- [Extracted material]:
----

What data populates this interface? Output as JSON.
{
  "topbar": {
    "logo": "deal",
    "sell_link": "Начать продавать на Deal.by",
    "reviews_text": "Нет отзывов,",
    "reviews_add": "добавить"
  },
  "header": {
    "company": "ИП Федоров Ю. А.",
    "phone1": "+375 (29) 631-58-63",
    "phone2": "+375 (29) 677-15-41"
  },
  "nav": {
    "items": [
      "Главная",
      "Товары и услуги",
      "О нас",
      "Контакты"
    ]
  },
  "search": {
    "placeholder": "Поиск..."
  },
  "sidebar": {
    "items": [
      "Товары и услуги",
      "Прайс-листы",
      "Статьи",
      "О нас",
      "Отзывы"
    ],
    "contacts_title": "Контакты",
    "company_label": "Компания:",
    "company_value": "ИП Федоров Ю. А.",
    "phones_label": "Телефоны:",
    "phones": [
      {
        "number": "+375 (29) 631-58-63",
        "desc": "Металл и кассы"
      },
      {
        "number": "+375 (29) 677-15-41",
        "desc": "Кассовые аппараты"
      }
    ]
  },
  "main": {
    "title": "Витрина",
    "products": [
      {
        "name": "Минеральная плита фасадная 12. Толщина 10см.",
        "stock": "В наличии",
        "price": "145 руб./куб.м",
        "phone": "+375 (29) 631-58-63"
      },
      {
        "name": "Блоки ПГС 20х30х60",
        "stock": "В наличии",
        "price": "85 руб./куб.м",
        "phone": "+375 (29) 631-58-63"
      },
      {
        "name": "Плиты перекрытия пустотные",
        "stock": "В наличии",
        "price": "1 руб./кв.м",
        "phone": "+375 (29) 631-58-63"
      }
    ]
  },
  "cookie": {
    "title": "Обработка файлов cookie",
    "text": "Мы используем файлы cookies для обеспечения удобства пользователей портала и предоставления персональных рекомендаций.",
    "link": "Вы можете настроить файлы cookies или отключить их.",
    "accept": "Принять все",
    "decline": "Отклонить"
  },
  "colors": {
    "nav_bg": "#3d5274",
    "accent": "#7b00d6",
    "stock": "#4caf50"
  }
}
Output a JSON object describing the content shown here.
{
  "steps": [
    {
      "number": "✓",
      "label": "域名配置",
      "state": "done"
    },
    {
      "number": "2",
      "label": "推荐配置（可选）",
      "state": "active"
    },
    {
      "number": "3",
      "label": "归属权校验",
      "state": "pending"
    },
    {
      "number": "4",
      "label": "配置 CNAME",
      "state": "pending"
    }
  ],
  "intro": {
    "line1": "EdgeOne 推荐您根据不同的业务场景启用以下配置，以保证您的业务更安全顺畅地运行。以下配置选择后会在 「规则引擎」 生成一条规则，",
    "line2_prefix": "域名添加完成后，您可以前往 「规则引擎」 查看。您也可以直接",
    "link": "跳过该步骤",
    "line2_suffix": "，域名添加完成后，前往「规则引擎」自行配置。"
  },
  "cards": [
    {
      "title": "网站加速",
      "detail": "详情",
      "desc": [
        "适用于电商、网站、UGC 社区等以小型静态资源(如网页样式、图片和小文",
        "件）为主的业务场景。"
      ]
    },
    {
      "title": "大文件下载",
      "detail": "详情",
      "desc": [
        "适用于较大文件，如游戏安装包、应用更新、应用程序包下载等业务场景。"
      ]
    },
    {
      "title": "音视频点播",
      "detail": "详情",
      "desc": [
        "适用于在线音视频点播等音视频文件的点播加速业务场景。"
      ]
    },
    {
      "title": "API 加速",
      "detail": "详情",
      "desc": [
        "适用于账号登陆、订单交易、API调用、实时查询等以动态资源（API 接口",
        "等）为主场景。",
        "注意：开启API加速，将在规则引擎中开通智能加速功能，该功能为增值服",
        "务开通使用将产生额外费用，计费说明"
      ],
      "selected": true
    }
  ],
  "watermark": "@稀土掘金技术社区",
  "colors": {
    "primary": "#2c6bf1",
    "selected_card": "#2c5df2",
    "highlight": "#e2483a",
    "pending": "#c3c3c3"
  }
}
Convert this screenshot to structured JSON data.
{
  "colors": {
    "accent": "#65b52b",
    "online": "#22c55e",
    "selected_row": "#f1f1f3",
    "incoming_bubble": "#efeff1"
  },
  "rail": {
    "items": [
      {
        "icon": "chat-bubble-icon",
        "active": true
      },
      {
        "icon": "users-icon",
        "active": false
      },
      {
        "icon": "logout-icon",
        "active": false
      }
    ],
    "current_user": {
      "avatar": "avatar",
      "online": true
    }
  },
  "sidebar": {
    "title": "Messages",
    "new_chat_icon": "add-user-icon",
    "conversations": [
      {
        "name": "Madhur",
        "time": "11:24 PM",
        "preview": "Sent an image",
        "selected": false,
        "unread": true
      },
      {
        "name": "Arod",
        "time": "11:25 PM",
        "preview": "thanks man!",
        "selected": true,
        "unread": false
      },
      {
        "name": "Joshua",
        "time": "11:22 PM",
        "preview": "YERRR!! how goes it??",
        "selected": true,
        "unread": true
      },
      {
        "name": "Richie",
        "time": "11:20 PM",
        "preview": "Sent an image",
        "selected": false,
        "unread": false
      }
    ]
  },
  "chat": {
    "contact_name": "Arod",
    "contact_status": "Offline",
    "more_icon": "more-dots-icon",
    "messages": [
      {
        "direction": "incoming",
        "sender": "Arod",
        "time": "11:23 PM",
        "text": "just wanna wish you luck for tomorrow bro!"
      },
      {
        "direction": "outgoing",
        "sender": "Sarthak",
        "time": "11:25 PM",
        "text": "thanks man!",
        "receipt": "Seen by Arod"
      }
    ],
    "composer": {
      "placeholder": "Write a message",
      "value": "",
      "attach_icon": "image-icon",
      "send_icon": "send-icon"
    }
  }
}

----

- [Set problem]: Write out the entries above word for word.

- [Answer to this exercise]:
What data populates this interface? Output as JSON.
{
  "topbar": {
    "logo": "deal",
    "sell_link": "Начать продавать на Deal.by",
    "reviews_text": "Нет отзывов,",
    "reviews_add": "добавить"
  },
  "header": {
    "company": "ИП Федоров Ю. А.",
    "phone1": "+375 (29) 631-58-63",
    "phone2": "+375 (29) 677-15-41"
  },
  "nav": {
    "items": [
      "Главная",
      "Товары и услуги",
      "О нас",
      "Контакты"
    ]
  },
  "search": {
    "placeholder": "Поиск..."
  },
  "sidebar": {
    "items": [
      "Товары и услуги",
      "Прайс-листы",
      "Статьи",
      "О нас",
      "Отзывы"
    ],
    "contacts_title": "Контакты",
    "company_label": "Компания:",
    "company_value": "ИП Федоров Ю. А.",
    "phones_label": "Телефоны:",
    "phones": [
      {
        "number": "+375 (29) 631-58-63",
        "desc": "Металл и кассы"
      },
      {
        "number": "+375 (29) 677-15-41",
        "desc": "Кассовые аппараты"
      }
    ]
  },
  "main": {
    "title": "Витрина",
    "products": [
      {
        "name": "Минеральная плита фасадная 12. Толщина 10см.",
        "stock": "В наличии",
        "price": "145 руб./куб.м",
        "phone": "+375 (29) 631-58-63"
      },
      {
        "name": "Блоки ПГС 20х30х60",
        "stock": "В наличии",
        "price": "85 руб./куб.м",
        "phone": "+375 (29) 631-58-63"
      },
      {
        "name": "Плиты перекрытия пустотные",
        "stock": "В наличии",
        "price": "1 руб./кв.м",
        "phone": "+375 (29) 631-58-63"
      }
    ]
  },
  "cookie": {
    "title": "Обработка файлов cookie",
    "text": "Мы используем файлы cookies для обеспечения удобства пользователей портала и предоставления персональных рекомендаций.",
    "link": "Вы можете настроить файлы cookies или отключить их.",
    "accept": "Принять все",
    "decline": "Отклонить"
  },
  "colors": {
    "nav_bg": "#3d5274",
    "accent": "#7b00d6",
    "stock": "#4caf50"
  }
}
Output a JSON object describing the content shown here.
{
  "steps": [
    {
      "number": "✓",
      "label": "域名配置",
      "state": "done"
    },
    {
      "number": "2",
      "label": "推荐配置（可选）",
      "state": "active"
    },
    {
      "number": "3",
      "label": "归属权校验",
      "state": "pending"
    },
    {
      "number": "4",
      "label": "配置 CNAME",
      "state": "pending"
    }
  ],
  "intro": {
    "line1": "EdgeOne 推荐您根据不同的业务场景启用以下配置，以保证您的业务更安全顺畅地运行。以下配置选择后会在 「规则引擎」 生成一条规则，",
    "line2_prefix": "域名添加完成后，您可以前往 「规则引擎」 查看。您也可以直接",
    "link": "跳过该步骤",
    "line2_suffix": "，域名添加完成后，前往「规则引擎」自行配置。"
  },
  "cards": [
    {
      "title": "网站加速",
      "detail": "详情",
      "desc": [
        "适用于电商、网站、UGC 社区等以小型静态资源(如网页样式、图片和小文",
        "件）为主的业务场景。"
      ]
    },
    {
      "title": "大文件下载",
      "detail": "详情",
      "desc": [
        "适用于较大文件，如游戏安装包、应用更新、应用程序包下载等业务场景。"
      ]
    },
    {
      "title": "音视频点播",
      "detail": "详情",
      "desc": [
        "适用于在线音视频点播等音视频文件的点播加速业务场景。"
      ]
    },
    {
      "title": "API 加速",
      "detail": "详情",
      "desc": [
        "适用于账号登陆、订单交易、API调用、实时查询等以动态资源（API 接口",
        "等）为主场景。",
        "注意：开启API加速，将在规则引擎中开通智能加速功能，该功能为增值服",
        "务开通使用将产生额外费用，计费说明"
      ],
      "selected": true
    }
  ],
  "watermark": "@稀土掘金技术社区",
  "colors": {
    "primary": "#2c6bf1",
    "selected_card": "#2c5df2",
    "highlight": "#e2483a",
    "pending": "#c3c3c3"
  }
}
Convert this screenshot to structured JSON data.
{
  "colors": {
    "accent": "#65b52b",
    "online": "#22c55e",
    "selected_row": "#f1f1f3",
    "incoming_bubble": "#efeff1"
  },
  "rail": {
    "items": [
      {
        "icon": "chat-bubble-icon",
        "active": true
      },
      {
        "icon": "users-icon",
        "active": false
      },
      {
        "icon": "logout-icon",
        "active": false
      }
    ],
    "current_user": {
      "avatar": "avatar",
      "online": true
    }
  },
  "sidebar": {
    "title": "Messages",
    "new_chat_icon": "add-user-icon",
    "conversations": [
      {
        "name": "Madhur",
        "time": "11:24 PM",
        "preview": "Sent an image",
        "selected": false,
        "unread": true
      },
      {
        "name": "Arod",
        "time": "11:25 PM",
        "preview": "thanks man!",
        "selected": true,
        "unread": false
      },
      {
        "name": "Joshua",
        "time": "11:22 PM",
        "preview": "YERRR!! how goes it??",
        "selected": true,
        "unread": true
      },
      {
        "name": "Richie",
        "time": "11:20 PM",
        "preview": "Sent an image",
        "selected": false,
        "unread": false
      }
    ]
  },
  "chat": {
    "contact_name": "Arod",
    "contact_status": "Offline",
    "more_icon": "more-dots-icon",
    "messages": [
      {
        "direction": "incoming",
        "sender": "Arod",
        "time": "11:23 PM",
        "text": "just wanna wish you luck for tomorrow bro!"
      },
      {
        "direction": "outgoing",
        "sender": "Sarthak",
        "time": "11:25 PM",
        "text": "thanks man!",
        "receipt": "Seen by Arod"
      }
    ],
    "composer": {
      "placeholder": "Write a message",
      "value": "",
      "attach_icon": "image-icon",
      "send_icon": "send-icon"
    }
  }
}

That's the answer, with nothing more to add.